• Set exercise
Repeat the data below exactly, dropping any pictures it holds.

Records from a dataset
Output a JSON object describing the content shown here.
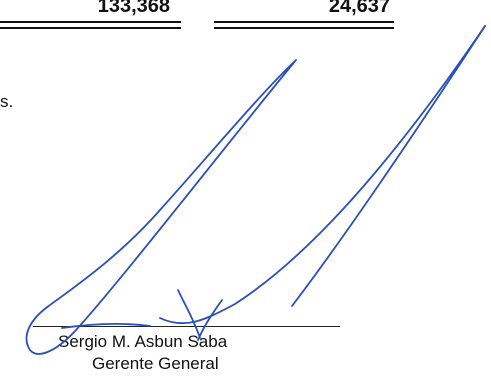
{
  "totals": {
    "col1": "133,368",
    "col2": "24,637"
  },
  "text_fragment": "s.",
  "signatory": {
    "name": "Sergio M. Asbun Saba",
    "title": "Gerente General"
  },
  "colors": {
    "ink": "#111111",
    "signature_ink": "#2a4fb8"
  }
}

• Result
Output a JSON object describing the content shown here.
{
  "totals": {
    "col1": "133,368",
    "col2": "24,637"
  },
  "text_fragment": "s.",
  "signatory": {
    "name": "Sergio M. Asbun Saba",
    "title": "Gerente General"
  },
  "colors": {
    "ink": "#111111",
    "signature_ink": "#2a4fb8"
  }
}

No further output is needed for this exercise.